Request: Make an exact copy of the lines below.

Dataset items
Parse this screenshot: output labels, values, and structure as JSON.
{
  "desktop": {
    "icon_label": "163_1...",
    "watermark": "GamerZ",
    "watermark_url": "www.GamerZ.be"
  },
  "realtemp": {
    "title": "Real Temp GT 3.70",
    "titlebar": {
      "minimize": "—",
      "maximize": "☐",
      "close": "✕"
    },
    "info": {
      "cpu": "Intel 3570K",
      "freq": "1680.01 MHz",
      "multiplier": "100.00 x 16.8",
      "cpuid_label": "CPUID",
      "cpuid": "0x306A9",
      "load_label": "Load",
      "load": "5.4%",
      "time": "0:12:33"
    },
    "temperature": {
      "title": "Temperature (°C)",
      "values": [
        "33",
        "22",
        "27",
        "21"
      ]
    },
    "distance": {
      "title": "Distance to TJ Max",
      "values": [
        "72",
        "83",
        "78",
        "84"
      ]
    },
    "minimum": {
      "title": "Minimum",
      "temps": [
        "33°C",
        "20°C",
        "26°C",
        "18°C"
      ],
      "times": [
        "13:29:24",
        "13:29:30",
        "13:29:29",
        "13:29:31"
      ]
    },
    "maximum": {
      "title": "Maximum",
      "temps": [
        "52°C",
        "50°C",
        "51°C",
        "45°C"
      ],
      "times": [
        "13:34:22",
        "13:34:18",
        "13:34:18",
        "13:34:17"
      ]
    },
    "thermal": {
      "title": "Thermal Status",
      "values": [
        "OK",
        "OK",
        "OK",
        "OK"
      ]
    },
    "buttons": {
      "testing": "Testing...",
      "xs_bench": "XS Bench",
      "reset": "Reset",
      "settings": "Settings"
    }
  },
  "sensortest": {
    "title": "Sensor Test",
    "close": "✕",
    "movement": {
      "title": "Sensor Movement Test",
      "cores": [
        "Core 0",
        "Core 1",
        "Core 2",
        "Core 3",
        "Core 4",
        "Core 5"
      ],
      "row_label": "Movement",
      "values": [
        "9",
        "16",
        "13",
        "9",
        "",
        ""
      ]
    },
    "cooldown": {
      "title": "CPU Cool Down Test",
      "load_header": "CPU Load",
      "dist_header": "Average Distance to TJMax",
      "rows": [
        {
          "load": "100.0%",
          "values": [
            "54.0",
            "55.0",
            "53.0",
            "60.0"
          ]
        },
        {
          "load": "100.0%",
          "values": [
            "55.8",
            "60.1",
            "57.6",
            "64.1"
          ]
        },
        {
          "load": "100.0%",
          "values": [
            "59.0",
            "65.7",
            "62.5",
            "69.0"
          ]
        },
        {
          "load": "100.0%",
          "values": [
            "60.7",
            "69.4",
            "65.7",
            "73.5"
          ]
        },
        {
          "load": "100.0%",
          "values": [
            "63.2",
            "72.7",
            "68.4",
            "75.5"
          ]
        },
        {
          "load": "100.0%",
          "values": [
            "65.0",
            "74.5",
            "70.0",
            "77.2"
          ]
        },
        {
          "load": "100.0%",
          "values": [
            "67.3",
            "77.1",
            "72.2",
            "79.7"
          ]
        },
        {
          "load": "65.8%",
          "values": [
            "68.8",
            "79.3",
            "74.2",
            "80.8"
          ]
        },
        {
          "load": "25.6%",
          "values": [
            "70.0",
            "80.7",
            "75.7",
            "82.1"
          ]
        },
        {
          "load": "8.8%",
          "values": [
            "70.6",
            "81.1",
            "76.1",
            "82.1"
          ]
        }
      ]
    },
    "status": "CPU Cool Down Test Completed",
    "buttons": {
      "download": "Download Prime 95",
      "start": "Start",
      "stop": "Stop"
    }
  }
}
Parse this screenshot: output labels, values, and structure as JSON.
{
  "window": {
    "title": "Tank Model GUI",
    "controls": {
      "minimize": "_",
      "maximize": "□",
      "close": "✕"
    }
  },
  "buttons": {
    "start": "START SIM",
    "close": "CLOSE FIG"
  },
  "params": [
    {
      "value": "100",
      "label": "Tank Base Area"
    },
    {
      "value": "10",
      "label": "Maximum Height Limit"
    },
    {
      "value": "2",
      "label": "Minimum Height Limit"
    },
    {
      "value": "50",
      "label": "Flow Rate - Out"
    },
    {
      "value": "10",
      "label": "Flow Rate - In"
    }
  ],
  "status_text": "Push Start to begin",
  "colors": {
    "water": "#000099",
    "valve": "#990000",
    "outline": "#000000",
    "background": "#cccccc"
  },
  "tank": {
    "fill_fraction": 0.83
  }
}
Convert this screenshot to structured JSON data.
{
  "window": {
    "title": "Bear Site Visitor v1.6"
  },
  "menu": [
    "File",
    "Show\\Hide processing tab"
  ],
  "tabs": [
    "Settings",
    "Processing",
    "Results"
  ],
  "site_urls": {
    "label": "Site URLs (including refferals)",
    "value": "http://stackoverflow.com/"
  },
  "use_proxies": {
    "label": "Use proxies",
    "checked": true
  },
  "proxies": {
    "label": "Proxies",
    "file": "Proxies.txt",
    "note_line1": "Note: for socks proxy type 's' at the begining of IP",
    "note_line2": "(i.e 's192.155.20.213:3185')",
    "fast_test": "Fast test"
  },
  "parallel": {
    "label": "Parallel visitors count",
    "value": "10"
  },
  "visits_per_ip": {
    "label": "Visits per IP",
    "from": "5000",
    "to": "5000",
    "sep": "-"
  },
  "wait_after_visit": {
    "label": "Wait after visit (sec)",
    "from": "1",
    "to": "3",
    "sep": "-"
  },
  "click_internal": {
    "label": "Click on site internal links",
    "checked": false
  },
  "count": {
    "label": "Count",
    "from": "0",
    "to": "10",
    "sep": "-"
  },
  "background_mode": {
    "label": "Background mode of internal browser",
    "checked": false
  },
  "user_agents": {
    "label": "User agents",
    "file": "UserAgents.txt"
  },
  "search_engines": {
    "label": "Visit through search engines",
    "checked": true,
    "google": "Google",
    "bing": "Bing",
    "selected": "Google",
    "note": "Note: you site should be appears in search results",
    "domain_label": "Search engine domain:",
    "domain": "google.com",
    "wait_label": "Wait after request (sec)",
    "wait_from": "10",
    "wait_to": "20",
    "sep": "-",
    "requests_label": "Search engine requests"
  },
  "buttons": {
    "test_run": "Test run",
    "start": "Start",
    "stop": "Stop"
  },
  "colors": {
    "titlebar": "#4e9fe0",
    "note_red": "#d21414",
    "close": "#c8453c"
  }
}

Task solution:
Parse this screenshot: output labels, values, and structure as JSON.
{
  "desktop": {
    "icon_label": "163_1...",
    "watermark": "GamerZ",
    "watermark_url": "www.GamerZ.be"
  },
  "realtemp": {
    "title": "Real Temp GT 3.70",
    "titlebar": {
      "minimize": "—",
      "maximize": "☐",
      "close": "✕"
    },
    "info": {
      "cpu": "Intel 3570K",
      "freq": "1680.01 MHz",
      "multiplier": "100.00 x 16.8",
      "cpuid_label": "CPUID",
      "cpuid": "0x306A9",
      "load_label": "Load",
      "load": "5.4%",
      "time": "0:12:33"
    },
    "temperature": {
      "title": "Temperature (°C)",
      "values": [
        "33",
        "22",
        "27",
        "21"
      ]
    },
    "distance": {
      "title": "Distance to TJ Max",
      "values": [
        "72",
        "83",
        "78",
        "84"
      ]
    },
    "minimum": {
      "title": "Minimum",
      "temps": [
        "33°C",
        "20°C",
        "26°C",
        "18°C"
      ],
      "times": [
        "13:29:24",
        "13:29:30",
        "13:29:29",
        "13:29:31"
      ]
    },
    "maximum": {
      "title": "Maximum",
      "temps": [
        "52°C",
        "50°C",
        "51°C",
        "45°C"
      ],
      "times": [
        "13:34:22",
        "13:34:18",
        "13:34:18",
        "13:34:17"
      ]
    },
    "thermal": {
      "title": "Thermal Status",
      "values": [
        "OK",
        "OK",
        "OK",
        "OK"
      ]
    },
    "buttons": {
      "testing": "Testing...",
      "xs_bench": "XS Bench",
      "reset": "Reset",
      "settings": "Settings"
    }
  },
  "sensortest": {
    "title": "Sensor Test",
    "close": "✕",
    "movement": {
      "title": "Sensor Movement Test",
      "cores": [
        "Core 0",
        "Core 1",
        "Core 2",
        "Core 3",
        "Core 4",
        "Core 5"
      ],
      "row_label": "Movement",
      "values": [
        "9",
        "16",
        "13",
        "9",
        "",
        ""
      ]
    },
    "cooldown": {
      "title": "CPU Cool Down Test",
      "load_header": "CPU Load",
      "dist_header": "Average Distance to TJMax",
      "rows": [
        {
          "load": "100.0%",
          "values": [
            "54.0",
            "55.0",
            "53.0",
            "60.0"
          ]
        },
        {
          "load": "100.0%",
          "values": [
            "55.8",
            "60.1",
            "57.6",
            "64.1"
          ]
        },
        {
          "load": "100.0%",
          "values": [
            "59.0",
            "65.7",
            "62.5",
            "69.0"
          ]
        },
        {
          "load": "100.0%",
          "values": [
            "60.7",
            "69.4",
            "65.7",
            "73.5"
          ]
        },
        {
          "load": "100.0%",
          "values": [
            "63.2",
            "72.7",
            "68.4",
            "75.5"
          ]
        },
        {
          "load": "100.0%",
          "values": [
            "65.0",
            "74.5",
            "70.0",
            "77.2"
          ]
        },
        {
          "load": "100.0%",
          "values": [
            "67.3",
            "77.1",
            "72.2",
            "79.7"
          ]
        },
        {
          "load": "65.8%",
          "values": [
            "68.8",
            "79.3",
            "74.2",
            "80.8"
          ]
        },
        {
          "load": "25.6%",
          "values": [
            "70.0",
            "80.7",
            "75.7",
            "82.1"
          ]
        },
        {
          "load": "8.8%",
          "values": [
            "70.6",
            "81.1",
            "76.1",
            "82.1"
          ]
        }
      ]
    },
    "status": "CPU Cool Down Test Completed",
    "buttons": {
      "download": "Download Prime 95",
      "start": "Start",
      "stop": "Stop"
    }
  }
}
Parse this screenshot: output labels, values, and structure as JSON.
{
  "window": {
    "title": "Tank Model GUI",
    "controls": {
      "minimize": "_",
      "maximize": "□",
      "close": "✕"
    }
  },
  "buttons": {
    "start": "START SIM",
    "close": "CLOSE FIG"
  },
  "params": [
    {
      "value": "100",
      "label": "Tank Base Area"
    },
    {
      "value": "10",
      "label": "Maximum Height Limit"
    },
    {
      "value": "2",
      "label": "Minimum Height Limit"
    },
    {
      "value": "50",
      "label": "Flow Rate - Out"
    },
    {
      "value": "10",
      "label": "Flow Rate - In"
    }
  ],
  "status_text": "Push Start to begin",
  "colors": {
    "water": "#000099",
    "valve": "#990000",
    "outline": "#000000",
    "background": "#cccccc"
  },
  "tank": {
    "fill_fraction": 0.83
  }
}
Convert this screenshot to structured JSON data.
{
  "window": {
    "title": "Bear Site Visitor v1.6"
  },
  "menu": [
    "File",
    "Show\\Hide processing tab"
  ],
  "tabs": [
    "Settings",
    "Processing",
    "Results"
  ],
  "site_urls": {
    "label": "Site URLs (including refferals)",
    "value": "http://stackoverflow.com/"
  },
  "use_proxies": {
    "label": "Use proxies",
    "checked": true
  },
  "proxies": {
    "label": "Proxies",
    "file": "Proxies.txt",
    "note_line1": "Note: for socks proxy type 's' at the begining of IP",
    "note_line2": "(i.e 's192.155.20.213:3185')",
    "fast_test": "Fast test"
  },
  "parallel": {
    "label": "Parallel visitors count",
    "value": "10"
  },
  "visits_per_ip": {
    "label": "Visits per IP",
    "from": "5000",
    "to": "5000",
    "sep": "-"
  },
  "wait_after_visit": {
    "label": "Wait after visit (sec)",
    "from": "1",
    "to": "3",
    "sep": "-"
  },
  "click_internal": {
    "label": "Click on site internal links",
    "checked": false
  },
  "count": {
    "label": "Count",
    "from": "0",
    "to": "10",
    "sep": "-"
  },
  "background_mode": {
    "label": "Background mode of internal browser",
    "checked": false
  },
  "user_agents": {
    "label": "User agents",
    "file": "UserAgents.txt"
  },
  "search_engines": {
    "label": "Visit through search engines",
    "checked": true,
    "google": "Google",
    "bing": "Bing",
    "selected": "Google",
    "note": "Note: you site should be appears in search results",
    "domain_label": "Search engine domain:",
    "domain": "google.com",
    "wait_label": "Wait after request (sec)",
    "wait_from": "10",
    "wait_to": "20",
    "sep": "-",
    "requests_label": "Search engine requests"
  },
  "buttons": {
    "test_run": "Test run",
    "start": "Start",
    "stop": "Stop"
  },
  "colors": {
    "titlebar": "#4e9fe0",
    "note_red": "#d21414",
    "close": "#c8453c"
  }
}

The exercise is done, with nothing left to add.